— start Extracted records —

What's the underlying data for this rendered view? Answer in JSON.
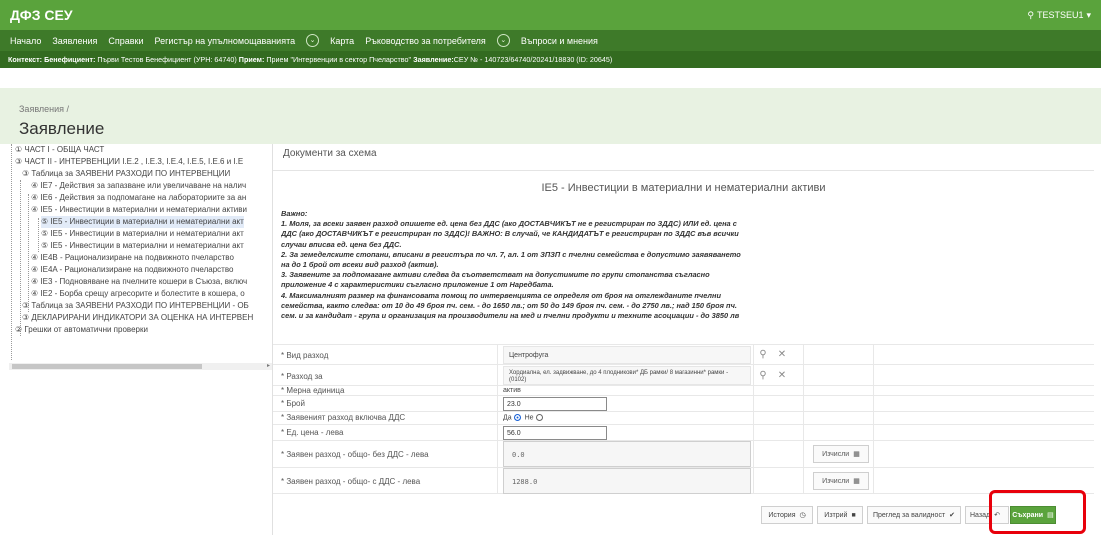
{
  "app": {
    "title": "ДФЗ СЕУ",
    "user": "TESTSEU1"
  },
  "nav": {
    "items": [
      "Начало",
      "Заявления",
      "Справки",
      "Регистър на упълномощаванията",
      "Карта",
      "Ръководство за потребителя",
      "Въпроси и мнения"
    ]
  },
  "context": {
    "label1": "Контекст:",
    "beneficiary_label": "Бенефициент:",
    "beneficiary_value": "Първи Тестов Бенефициент (УРН: 64740)",
    "reception_label": "Прием:",
    "reception_value": "Прием \"Интервенции в сектор Пчеларство\"",
    "application_label": "Заявление:",
    "application_value": "СЕУ № - 140723/64740/20241/18830 (ID: 20645)"
  },
  "header": {
    "breadcrumb": "Заявления /",
    "title": "Заявление"
  },
  "tree": {
    "nodes": [
      "① ЧАСТ I - ОБЩА ЧАСТ",
      "③ ЧАСТ II - ИНТЕРВЕНЦИИ I.E.2 , I.E.3, I.E.4, I.E.5, I.E.6 и I.E",
      "③ Таблица за ЗАЯВЕНИ РАЗХОДИ ПО ИНТЕРВЕНЦИИ",
      "④ IE7 - Действия за запазване или увеличаване на налич",
      "④ IE6 - Действия за подпомагане на лабораториите за ан",
      "④ IE5 - Инвестиции в материални и нематериални активи",
      "⑤ IE5 - Инвестиции в материални и нематериални акт",
      "⑤ IE5 - Инвестиции в материални и нематериални акт",
      "⑤ IE5 - Инвестиции в материални и нематериални акт",
      "④ IE4B - Рационализиране на подвижното пчеларство",
      "④ IE4A - Рационализиране на подвижното пчеларство",
      "④ IE3 - Подновяване на пчелните кошери в Съюза, включ",
      "④ IE2 - Борба срещу агресорите и болестите в кошера, о",
      "③ Таблица за ЗАЯВЕНИ РАЗХОДИ ПО ИНТЕРВЕНЦИИ - ОБ",
      "③ ДЕКЛАРИРАНИ ИНДИКАТОРИ ЗА ОЦЕНКА НА ИНТЕРВЕН",
      "② Грешки от автоматични проверки"
    ]
  },
  "panel": {
    "title": "Документи за схема",
    "form_title": "IE5 - Инвестиции в материални и нематериални активи",
    "note_lines": [
      "Важно:",
      "1. Моля, за всеки заявен разход опишете ед. цена без ДДС (ако ДОСТАВЧИКЪТ не е регистриран по ЗДДС) ИЛИ ед. цена с",
      "ДДС (ако ДОСТАВЧИКЪТ е регистриран по ЗДДС)! ВАЖНО: В случай, че КАНДИДАТЪТ е регистриран по ЗДДС във всички",
      "случаи вписва ед. цена без ДДС.",
      "2. За земеделските стопани, вписани в регистъра по чл. 7, ал. 1 от ЗПЗП с пчелни семейства е допустимо заявяването",
      "на до 1 брой от всеки вид разход (актив).",
      "3. Заявените за подпомагане активи следва да съответстват на допустимите по групи стопанства съгласно",
      "приложение 4 с характеристики съгласно приложение 1 от Наредбата.",
      "4. Максималният размер на финансовата помощ по интервенцията се определя от броя на отглежданите пчелни",
      "семейства, както следва: от 10 до 49 броя пч. сем. - до 1650 лв.; от 50 до 149 броя пч. сем. - до 2750 лв.; над 150 броя пч.",
      "сем. и за кандидат - група и организация на производители на мед и пчелни продукти и техните асоциации - до 3850 лв"
    ]
  },
  "form": {
    "expense_type_label": "* Вид разход",
    "expense_type_value": "Центрофуга",
    "expense_for_label": "* Разход за",
    "expense_for_value": "Хордиална, ел. задвижване, до 4 плодникови* ДБ рамки/ 8 магазинни* рамки - (0102)",
    "unit_label": "* Мерна единица",
    "unit_value": "актив",
    "count_label": "* Брой",
    "count_value": "23.0",
    "vat_label": "* Заявеният разход включва ДДС",
    "vat_yes": "Да",
    "vat_no": "Не",
    "unit_price_label": "* Ед. цена - лева",
    "unit_price_value": "56.0",
    "total_no_vat_label": "* Заявен разход - общо- без ДДС - лева",
    "total_no_vat_value": "0.0",
    "total_vat_label": "* Заявен разход - общо- с ДДС - лева",
    "total_vat_value": "1288.0",
    "calc_label": "Изчисли"
  },
  "actions": {
    "history": "История",
    "delete": "Изтрий",
    "validity": "Преглед за валидност",
    "back": "Назад",
    "save": "Съхрани"
  },
  "colors": {
    "topbar": "#5aa33c",
    "navbar": "#3e7a29",
    "context": "#336b20",
    "highlight": "#e8000b"
  }
}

— end Extracted records —

Exercise brief → Identify the lines in the entries that hold "броя" and return each one.

Answer for the task →
      "4. Максималният размер на финансовата помощ по интервенцията се определя от броя на отглежданите пчелни",
      "семейства, както следва: от 10 до 49 броя пч. сем. - до 1650 лв.; от 50 до 149 броя пч. сем. - до 2750 лв.; над 150 броя пч.",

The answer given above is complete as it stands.